Records to process:
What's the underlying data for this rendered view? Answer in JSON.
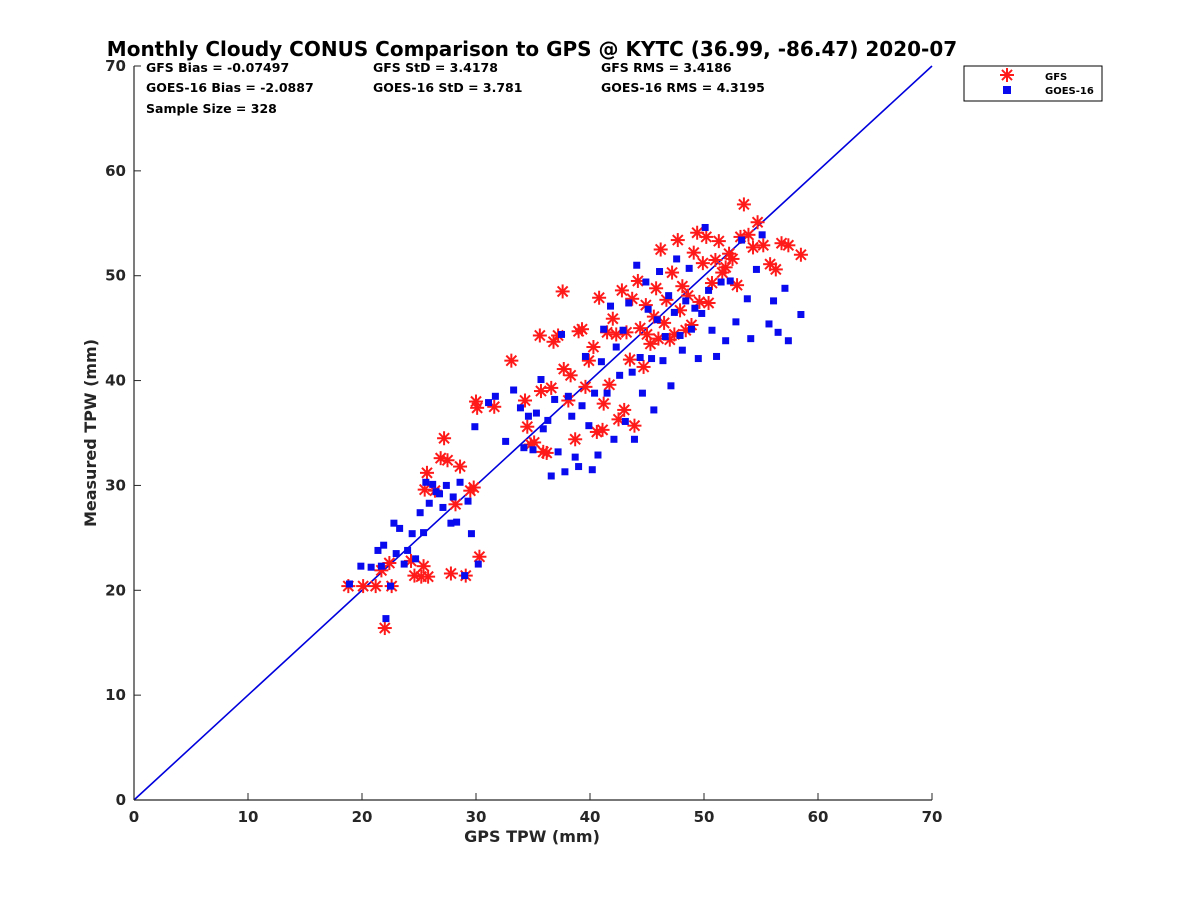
{
  "chart_data": {
    "type": "scatter",
    "title": "Monthly Cloudy CONUS Comparison to GPS @ KYTC (36.99, -86.47) 2020-07",
    "xlabel": "GPS TPW (mm)",
    "ylabel": "Measured TPW (mm)",
    "xlim": [
      0,
      70
    ],
    "ylim": [
      0,
      70
    ],
    "xticks": [
      "0",
      "10",
      "20",
      "30",
      "40",
      "50",
      "60",
      "70"
    ],
    "yticks": [
      "0",
      "10",
      "20",
      "30",
      "40",
      "50",
      "60",
      "70"
    ],
    "grid": false,
    "legend_position": "outside top-right",
    "stats": {
      "gfs_bias": "GFS Bias = -0.07497",
      "gfs_std": "GFS StD = 3.4178",
      "gfs_rms": "GFS RMS = 3.4186",
      "goes_bias": "GOES-16 Bias = -2.0887",
      "goes_std": "GOES-16 StD = 3.781",
      "goes_rms": "GOES-16 RMS = 4.3195",
      "sample_size": "Sample Size = 328"
    },
    "reference_line": {
      "name": "1:1 line",
      "x": [
        0,
        70
      ],
      "y": [
        0,
        70
      ],
      "color": "#0000dd"
    },
    "series": [
      {
        "name": "GFS",
        "marker": "asterisk",
        "color": "#ff1a1a",
        "points": [
          [
            18.8,
            20.4
          ],
          [
            20.1,
            20.4
          ],
          [
            21.2,
            20.4
          ],
          [
            22.6,
            20.4
          ],
          [
            22,
            16.4
          ],
          [
            21.7,
            21.9
          ],
          [
            22.4,
            22.6
          ],
          [
            24.3,
            22.8
          ],
          [
            24.6,
            21.4
          ],
          [
            25.2,
            21.3
          ],
          [
            25.4,
            22.3
          ],
          [
            25.8,
            21.3
          ],
          [
            25.5,
            29.6
          ],
          [
            25.7,
            31.2
          ],
          [
            26.4,
            29.5
          ],
          [
            26.9,
            32.6
          ],
          [
            27.2,
            34.5
          ],
          [
            27.5,
            32.4
          ],
          [
            27.8,
            21.6
          ],
          [
            28.2,
            28.2
          ],
          [
            28.6,
            31.8
          ],
          [
            29.1,
            21.4
          ],
          [
            29.5,
            29.5
          ],
          [
            29.8,
            29.8
          ],
          [
            30.1,
            37.4
          ],
          [
            30,
            38
          ],
          [
            30.3,
            23.2
          ],
          [
            31.6,
            37.5
          ],
          [
            33.1,
            41.9
          ],
          [
            34.3,
            38.1
          ],
          [
            34.5,
            35.6
          ],
          [
            34.8,
            33.9
          ],
          [
            35.1,
            34.1
          ],
          [
            35.6,
            44.3
          ],
          [
            35.7,
            39
          ],
          [
            35.9,
            33.2
          ],
          [
            36.2,
            33.1
          ],
          [
            36.6,
            39.3
          ],
          [
            36.8,
            43.7
          ],
          [
            37.2,
            44.3
          ],
          [
            37.6,
            48.5
          ],
          [
            37.7,
            41.1
          ],
          [
            38.1,
            38.1
          ],
          [
            38.3,
            40.5
          ],
          [
            38.7,
            34.4
          ],
          [
            39,
            44.7
          ],
          [
            39.3,
            44.9
          ],
          [
            39.6,
            39.4
          ],
          [
            39.9,
            41.9
          ],
          [
            40.3,
            43.2
          ],
          [
            40.6,
            35.1
          ],
          [
            40.8,
            47.9
          ],
          [
            41.1,
            35.3
          ],
          [
            41.2,
            37.8
          ],
          [
            41.5,
            44.6
          ],
          [
            41.7,
            39.6
          ],
          [
            42,
            45.9
          ],
          [
            42.3,
            44.4
          ],
          [
            42.5,
            36.3
          ],
          [
            42.8,
            48.6
          ],
          [
            43,
            37.2
          ],
          [
            43.2,
            44.6
          ],
          [
            43.5,
            42
          ],
          [
            43.7,
            47.8
          ],
          [
            43.9,
            35.7
          ],
          [
            44.2,
            49.5
          ],
          [
            44.4,
            45
          ],
          [
            44.7,
            41.3
          ],
          [
            44.9,
            47.2
          ],
          [
            45,
            44.4
          ],
          [
            45.3,
            43.5
          ],
          [
            45.6,
            46.1
          ],
          [
            45.8,
            48.8
          ],
          [
            46,
            44
          ],
          [
            46.2,
            52.5
          ],
          [
            46.5,
            45.5
          ],
          [
            46.7,
            47.7
          ],
          [
            47,
            43.9
          ],
          [
            47.2,
            50.3
          ],
          [
            47.4,
            44.4
          ],
          [
            47.7,
            53.4
          ],
          [
            47.9,
            46.7
          ],
          [
            48.1,
            49
          ],
          [
            48.4,
            44.8
          ],
          [
            48.6,
            48.1
          ],
          [
            48.9,
            45.3
          ],
          [
            49.1,
            52.2
          ],
          [
            49.4,
            54.1
          ],
          [
            49.6,
            47.5
          ],
          [
            49.9,
            51.2
          ],
          [
            50.2,
            53.7
          ],
          [
            50.4,
            47.4
          ],
          [
            50.7,
            49.3
          ],
          [
            51,
            51.5
          ],
          [
            51.3,
            53.3
          ],
          [
            51.6,
            50.3
          ],
          [
            51.9,
            50.8
          ],
          [
            52.2,
            52.1
          ],
          [
            52.5,
            51.6
          ],
          [
            52.9,
            49.1
          ],
          [
            53.2,
            53.7
          ],
          [
            53.5,
            56.8
          ],
          [
            53.9,
            53.9
          ],
          [
            54.3,
            52.7
          ],
          [
            54.7,
            55.1
          ],
          [
            55.2,
            52.9
          ],
          [
            55.8,
            51.1
          ],
          [
            56.3,
            50.6
          ],
          [
            56.8,
            53.1
          ],
          [
            57.4,
            52.9
          ],
          [
            58.5,
            52
          ]
        ]
      },
      {
        "name": "GOES-16",
        "marker": "square",
        "color": "#0a0aee",
        "points": [
          [
            18.9,
            20.6
          ],
          [
            19.9,
            22.3
          ],
          [
            20.8,
            22.2
          ],
          [
            21.4,
            23.8
          ],
          [
            21.7,
            22.3
          ],
          [
            21.9,
            24.3
          ],
          [
            22.1,
            17.3
          ],
          [
            22.5,
            20.4
          ],
          [
            22.8,
            26.4
          ],
          [
            23,
            23.5
          ],
          [
            23.3,
            25.9
          ],
          [
            23.7,
            22.5
          ],
          [
            24,
            23.8
          ],
          [
            24.4,
            25.4
          ],
          [
            24.7,
            23
          ],
          [
            25.1,
            27.4
          ],
          [
            25.4,
            25.5
          ],
          [
            25.6,
            30.3
          ],
          [
            25.9,
            28.3
          ],
          [
            26.2,
            30.1
          ],
          [
            26.5,
            29.4
          ],
          [
            26.8,
            29.2
          ],
          [
            27.1,
            27.9
          ],
          [
            27.4,
            30
          ],
          [
            27.8,
            26.4
          ],
          [
            28,
            28.9
          ],
          [
            28.3,
            26.5
          ],
          [
            28.6,
            30.3
          ],
          [
            29,
            21.4
          ],
          [
            29.3,
            28.5
          ],
          [
            29.6,
            25.4
          ],
          [
            29.9,
            35.6
          ],
          [
            30.2,
            22.5
          ],
          [
            31.1,
            37.9
          ],
          [
            31.7,
            38.5
          ],
          [
            32.6,
            34.2
          ],
          [
            33.3,
            39.1
          ],
          [
            33.9,
            37.4
          ],
          [
            34.2,
            33.6
          ],
          [
            34.6,
            36.6
          ],
          [
            35,
            33.4
          ],
          [
            35.3,
            36.9
          ],
          [
            35.7,
            40.1
          ],
          [
            35.9,
            35.4
          ],
          [
            36.3,
            36.2
          ],
          [
            36.6,
            30.9
          ],
          [
            36.9,
            38.2
          ],
          [
            37.2,
            33.2
          ],
          [
            37.5,
            44.4
          ],
          [
            37.8,
            31.3
          ],
          [
            38.1,
            38.5
          ],
          [
            38.4,
            36.6
          ],
          [
            38.7,
            32.7
          ],
          [
            39,
            31.8
          ],
          [
            39.3,
            37.6
          ],
          [
            39.6,
            42.3
          ],
          [
            39.9,
            35.7
          ],
          [
            40.2,
            31.5
          ],
          [
            40.4,
            38.8
          ],
          [
            40.7,
            32.9
          ],
          [
            41,
            41.8
          ],
          [
            41.2,
            44.9
          ],
          [
            41.5,
            38.8
          ],
          [
            41.8,
            47.1
          ],
          [
            42.1,
            34.4
          ],
          [
            42.3,
            43.2
          ],
          [
            42.6,
            40.5
          ],
          [
            42.9,
            44.8
          ],
          [
            43.1,
            36.1
          ],
          [
            43.4,
            47.4
          ],
          [
            43.7,
            40.8
          ],
          [
            43.9,
            34.4
          ],
          [
            44.1,
            51
          ],
          [
            44.4,
            42.2
          ],
          [
            44.6,
            38.8
          ],
          [
            44.9,
            49.4
          ],
          [
            45.1,
            46.8
          ],
          [
            45.4,
            42.1
          ],
          [
            45.6,
            37.2
          ],
          [
            45.9,
            45.8
          ],
          [
            46.1,
            50.4
          ],
          [
            46.4,
            41.9
          ],
          [
            46.6,
            44.2
          ],
          [
            46.9,
            48.1
          ],
          [
            47.1,
            39.5
          ],
          [
            47.4,
            46.5
          ],
          [
            47.6,
            51.6
          ],
          [
            47.9,
            44.3
          ],
          [
            48.1,
            42.9
          ],
          [
            48.4,
            47.6
          ],
          [
            48.7,
            50.7
          ],
          [
            48.9,
            44.9
          ],
          [
            49.2,
            46.9
          ],
          [
            49.5,
            42.1
          ],
          [
            49.8,
            46.4
          ],
          [
            50.1,
            54.6
          ],
          [
            50.4,
            48.6
          ],
          [
            50.7,
            44.8
          ],
          [
            51.1,
            42.3
          ],
          [
            51.5,
            49.4
          ],
          [
            51.9,
            43.8
          ],
          [
            52.3,
            49.5
          ],
          [
            52.8,
            45.6
          ],
          [
            53.3,
            53.4
          ],
          [
            53.8,
            47.8
          ],
          [
            54.1,
            44
          ],
          [
            54.6,
            50.6
          ],
          [
            55.1,
            53.9
          ],
          [
            55.7,
            45.4
          ],
          [
            56.1,
            47.6
          ],
          [
            56.5,
            44.6
          ],
          [
            57.1,
            48.8
          ],
          [
            57.4,
            43.8
          ],
          [
            58.5,
            46.3
          ]
        ]
      }
    ]
  }
}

Written request:
Filter the records above for lines containing the word "Bias", and copy those lines.

Response to the task:
      "gfs_bias": "GFS Bias = -0.07497",
      "goes_bias": "GOES-16 Bias = -2.0887",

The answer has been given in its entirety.